### [EXERCISE DESCRIPTION]
Retype the listing that follows, exactly as written.
-- -- --
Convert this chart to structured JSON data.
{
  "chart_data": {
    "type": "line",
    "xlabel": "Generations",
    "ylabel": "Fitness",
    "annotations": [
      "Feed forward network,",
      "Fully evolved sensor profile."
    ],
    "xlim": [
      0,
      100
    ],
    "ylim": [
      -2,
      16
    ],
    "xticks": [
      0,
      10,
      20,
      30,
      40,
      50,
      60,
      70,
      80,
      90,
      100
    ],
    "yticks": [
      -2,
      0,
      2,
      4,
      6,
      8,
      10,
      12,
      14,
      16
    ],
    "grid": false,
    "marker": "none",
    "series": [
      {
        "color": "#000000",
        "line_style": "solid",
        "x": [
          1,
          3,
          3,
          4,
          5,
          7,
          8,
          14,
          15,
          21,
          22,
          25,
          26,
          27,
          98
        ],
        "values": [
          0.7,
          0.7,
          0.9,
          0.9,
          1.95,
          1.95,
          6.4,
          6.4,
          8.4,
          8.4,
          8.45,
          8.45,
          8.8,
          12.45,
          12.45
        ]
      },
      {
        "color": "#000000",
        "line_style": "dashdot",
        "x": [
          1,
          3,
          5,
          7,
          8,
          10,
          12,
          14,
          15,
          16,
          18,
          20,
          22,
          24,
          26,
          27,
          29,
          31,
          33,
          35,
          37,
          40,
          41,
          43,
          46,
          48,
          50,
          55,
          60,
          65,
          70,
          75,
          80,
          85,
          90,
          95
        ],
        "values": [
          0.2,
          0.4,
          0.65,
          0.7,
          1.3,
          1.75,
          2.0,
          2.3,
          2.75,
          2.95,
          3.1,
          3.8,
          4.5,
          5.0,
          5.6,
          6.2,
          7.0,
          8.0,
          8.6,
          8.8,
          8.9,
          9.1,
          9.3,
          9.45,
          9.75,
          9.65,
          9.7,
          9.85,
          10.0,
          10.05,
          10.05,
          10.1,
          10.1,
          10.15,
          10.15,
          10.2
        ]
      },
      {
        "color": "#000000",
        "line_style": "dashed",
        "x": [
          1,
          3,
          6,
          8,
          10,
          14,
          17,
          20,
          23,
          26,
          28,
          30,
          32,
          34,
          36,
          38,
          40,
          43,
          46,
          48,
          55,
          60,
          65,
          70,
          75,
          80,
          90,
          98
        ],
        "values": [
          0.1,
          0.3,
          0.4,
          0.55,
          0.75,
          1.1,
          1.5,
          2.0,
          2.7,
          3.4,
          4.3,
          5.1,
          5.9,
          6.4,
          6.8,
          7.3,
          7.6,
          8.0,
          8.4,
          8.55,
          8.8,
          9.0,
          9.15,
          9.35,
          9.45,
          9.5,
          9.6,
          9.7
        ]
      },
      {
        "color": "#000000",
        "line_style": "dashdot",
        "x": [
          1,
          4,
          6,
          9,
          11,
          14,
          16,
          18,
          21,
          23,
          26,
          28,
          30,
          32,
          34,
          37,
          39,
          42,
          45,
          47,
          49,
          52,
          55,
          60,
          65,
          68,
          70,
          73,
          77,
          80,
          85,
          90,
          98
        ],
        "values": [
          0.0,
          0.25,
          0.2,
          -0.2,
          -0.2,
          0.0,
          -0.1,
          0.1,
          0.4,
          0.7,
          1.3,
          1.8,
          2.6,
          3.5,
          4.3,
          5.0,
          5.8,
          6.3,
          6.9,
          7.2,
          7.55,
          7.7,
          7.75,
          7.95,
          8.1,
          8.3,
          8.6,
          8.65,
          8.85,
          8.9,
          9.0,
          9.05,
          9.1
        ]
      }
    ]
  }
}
-- -- --
### [SOLUTION TO THIS EXERCISE]
Convert this chart to structured JSON data.
{
  "chart_data": {
    "type": "line",
    "xlabel": "Generations",
    "ylabel": "Fitness",
    "annotations": [
      "Feed forward network,",
      "Fully evolved sensor profile."
    ],
    "xlim": [
      0,
      100
    ],
    "ylim": [
      -2,
      16
    ],
    "xticks": [
      0,
      10,
      20,
      30,
      40,
      50,
      60,
      70,
      80,
      90,
      100
    ],
    "yticks": [
      -2,
      0,
      2,
      4,
      6,
      8,
      10,
      12,
      14,
      16
    ],
    "grid": false,
    "marker": "none",
    "series": [
      {
        "color": "#000000",
        "line_style": "solid",
        "x": [
          1,
          3,
          3,
          4,
          5,
          7,
          8,
          14,
          15,
          21,
          22,
          25,
          26,
          27,
          98
        ],
        "values": [
          0.7,
          0.7,
          0.9,
          0.9,
          1.95,
          1.95,
          6.4,
          6.4,
          8.4,
          8.4,
          8.45,
          8.45,
          8.8,
          12.45,
          12.45
        ]
      },
      {
        "color": "#000000",
        "line_style": "dashdot",
        "x": [
          1,
          3,
          5,
          7,
          8,
          10,
          12,
          14,
          15,
          16,
          18,
          20,
          22,
          24,
          26,
          27,
          29,
          31,
          33,
          35,
          37,
          40,
          41,
          43,
          46,
          48,
          50,
          55,
          60,
          65,
          70,
          75,
          80,
          85,
          90,
          95
        ],
        "values": [
          0.2,
          0.4,
          0.65,
          0.7,
          1.3,
          1.75,
          2.0,
          2.3,
          2.75,
          2.95,
          3.1,
          3.8,
          4.5,
          5.0,
          5.6,
          6.2,
          7.0,
          8.0,
          8.6,
          8.8,
          8.9,
          9.1,
          9.3,
          9.45,
          9.75,
          9.65,
          9.7,
          9.85,
          10.0,
          10.05,
          10.05,
          10.1,
          10.1,
          10.15,
          10.15,
          10.2
        ]
      },
      {
        "color": "#000000",
        "line_style": "dashed",
        "x": [
          1,
          3,
          6,
          8,
          10,
          14,
          17,
          20,
          23,
          26,
          28,
          30,
          32,
          34,
          36,
          38,
          40,
          43,
          46,
          48,
          55,
          60,
          65,
          70,
          75,
          80,
          90,
          98
        ],
        "values": [
          0.1,
          0.3,
          0.4,
          0.55,
          0.75,
          1.1,
          1.5,
          2.0,
          2.7,
          3.4,
          4.3,
          5.1,
          5.9,
          6.4,
          6.8,
          7.3,
          7.6,
          8.0,
          8.4,
          8.55,
          8.8,
          9.0,
          9.15,
          9.35,
          9.45,
          9.5,
          9.6,
          9.7
        ]
      },
      {
        "color": "#000000",
        "line_style": "dashdot",
        "x": [
          1,
          4,
          6,
          9,
          11,
          14,
          16,
          18,
          21,
          23,
          26,
          28,
          30,
          32,
          34,
          37,
          39,
          42,
          45,
          47,
          49,
          52,
          55,
          60,
          65,
          68,
          70,
          73,
          77,
          80,
          85,
          90,
          98
        ],
        "values": [
          0.0,
          0.25,
          0.2,
          -0.2,
          -0.2,
          0.0,
          -0.1,
          0.1,
          0.4,
          0.7,
          1.3,
          1.8,
          2.6,
          3.5,
          4.3,
          5.0,
          5.8,
          6.3,
          6.9,
          7.2,
          7.55,
          7.7,
          7.75,
          7.95,
          8.1,
          8.3,
          8.6,
          8.65,
          8.85,
          8.9,
          9.0,
          9.05,
          9.1
        ]
      }
    ]
  }
}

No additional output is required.